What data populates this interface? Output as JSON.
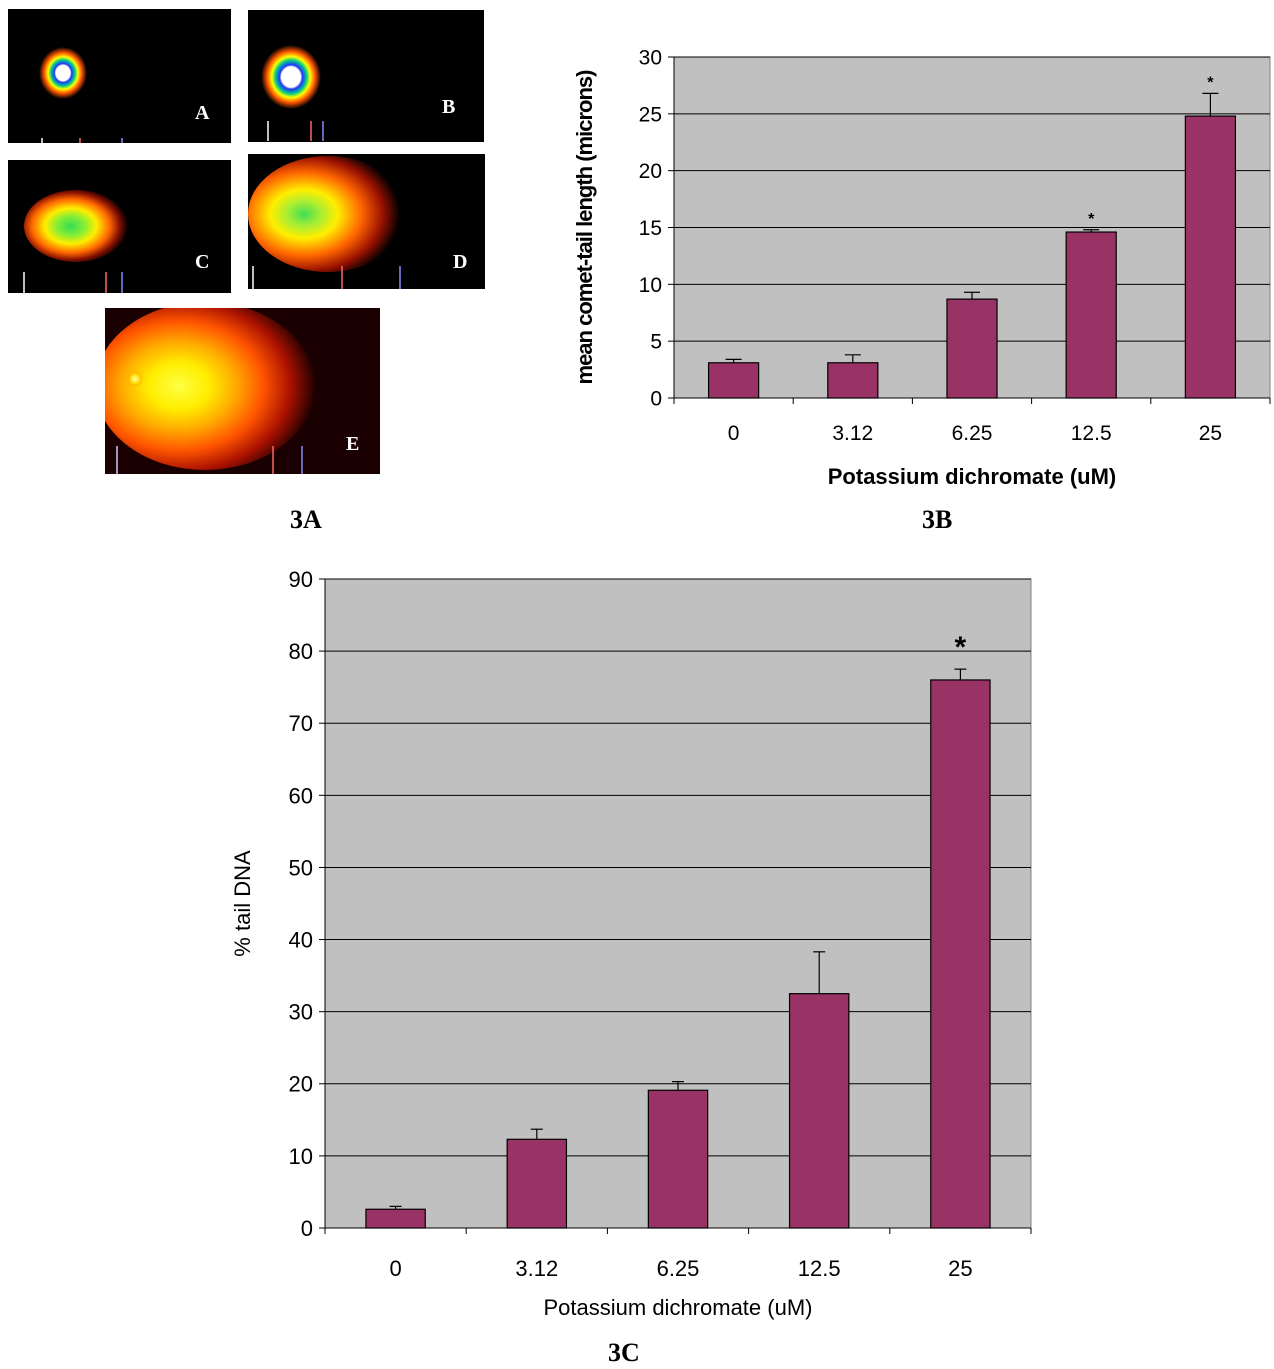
{
  "figure_3a": {
    "caption": "3A",
    "panels": [
      {
        "letter": "A"
      },
      {
        "letter": "B"
      },
      {
        "letter": "C"
      },
      {
        "letter": "D"
      },
      {
        "letter": "E"
      }
    ]
  },
  "captions": {
    "b": "3B",
    "c": "3C"
  },
  "chart_data": [
    {
      "id": "3B",
      "type": "bar",
      "categories": [
        "0",
        "3.12",
        "6.25",
        "12.5",
        "25"
      ],
      "values": [
        3.1,
        3.1,
        8.7,
        14.6,
        24.8
      ],
      "errors": [
        0.3,
        0.7,
        0.6,
        0.2,
        2.0
      ],
      "significance": [
        "",
        "",
        "",
        "*",
        "*"
      ],
      "ylabel": "mean comet-tail length (microns)",
      "xlabel": "Potassium dichromate (uM)",
      "ylim": [
        0,
        30
      ],
      "yticks": [
        0,
        5,
        10,
        15,
        20,
        25,
        30
      ],
      "grid": true,
      "bar_color": "#993366",
      "plot_bg": "#c0c0c0"
    },
    {
      "id": "3C",
      "type": "bar",
      "categories": [
        "0",
        "3.12",
        "6.25",
        "12.5",
        "25"
      ],
      "values": [
        2.6,
        12.3,
        19.1,
        32.5,
        76.0
      ],
      "errors": [
        0.4,
        1.4,
        1.2,
        5.8,
        1.5
      ],
      "significance": [
        "",
        "",
        "",
        "",
        "*"
      ],
      "ylabel": "% tail DNA",
      "xlabel": "Potassium dichromate  (uM)",
      "ylim": [
        0,
        90
      ],
      "yticks": [
        0,
        10,
        20,
        30,
        40,
        50,
        60,
        70,
        80,
        90
      ],
      "grid": true,
      "bar_color": "#993366",
      "plot_bg": "#c0c0c0"
    }
  ]
}
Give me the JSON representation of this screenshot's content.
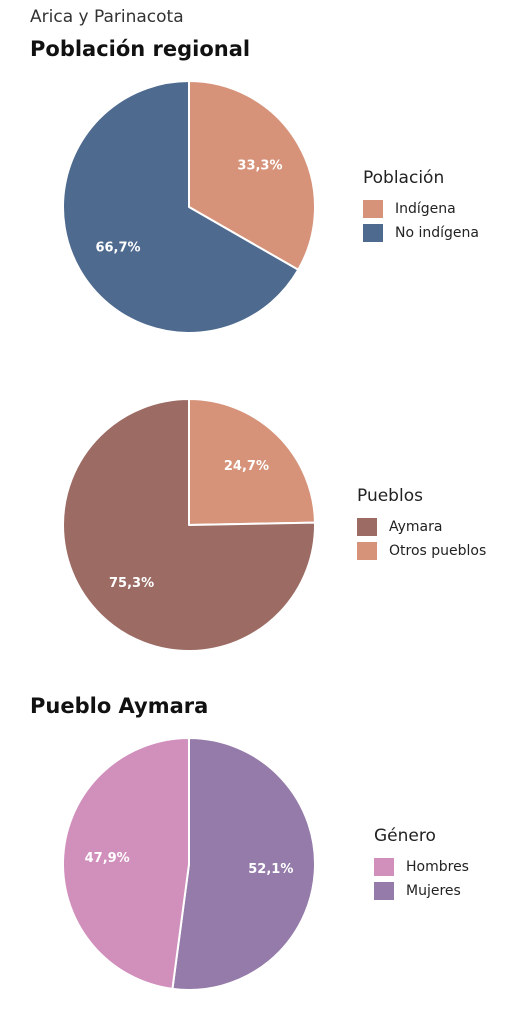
# # # # # # #
REQUEST: Generate a word-for-word copy of the preceding records, excluding all pictures.

RESPONSE TO THIS TASK:
What data populates this interface? Output as JSON.
{
  "figure_3a": {
    "caption": "3A",
    "panels": [
      {
        "letter": "A"
      },
      {
        "letter": "B"
      },
      {
        "letter": "C"
      },
      {
        "letter": "D"
      },
      {
        "letter": "E"
      }
    ]
  },
  "captions": {
    "b": "3B",
    "c": "3C"
  },
  "chart_data": [
    {
      "id": "3B",
      "type": "bar",
      "categories": [
        "0",
        "3.12",
        "6.25",
        "12.5",
        "25"
      ],
      "values": [
        3.1,
        3.1,
        8.7,
        14.6,
        24.8
      ],
      "errors": [
        0.3,
        0.7,
        0.6,
        0.2,
        2.0
      ],
      "significance": [
        "",
        "",
        "",
        "*",
        "*"
      ],
      "ylabel": "mean comet-tail length (microns)",
      "xlabel": "Potassium dichromate (uM)",
      "ylim": [
        0,
        30
      ],
      "yticks": [
        0,
        5,
        10,
        15,
        20,
        25,
        30
      ],
      "grid": true,
      "bar_color": "#993366",
      "plot_bg": "#c0c0c0"
    },
    {
      "id": "3C",
      "type": "bar",
      "categories": [
        "0",
        "3.12",
        "6.25",
        "12.5",
        "25"
      ],
      "values": [
        2.6,
        12.3,
        19.1,
        32.5,
        76.0
      ],
      "errors": [
        0.4,
        1.4,
        1.2,
        5.8,
        1.5
      ],
      "significance": [
        "",
        "",
        "",
        "",
        "*"
      ],
      "ylabel": "% tail DNA",
      "xlabel": "Potassium dichromate  (uM)",
      "ylim": [
        0,
        90
      ],
      "yticks": [
        0,
        10,
        20,
        30,
        40,
        50,
        60,
        70,
        80,
        90
      ],
      "grid": true,
      "bar_color": "#993366",
      "plot_bg": "#c0c0c0"
    }
  ]
}
Give me the JSON representation of this screenshot's content.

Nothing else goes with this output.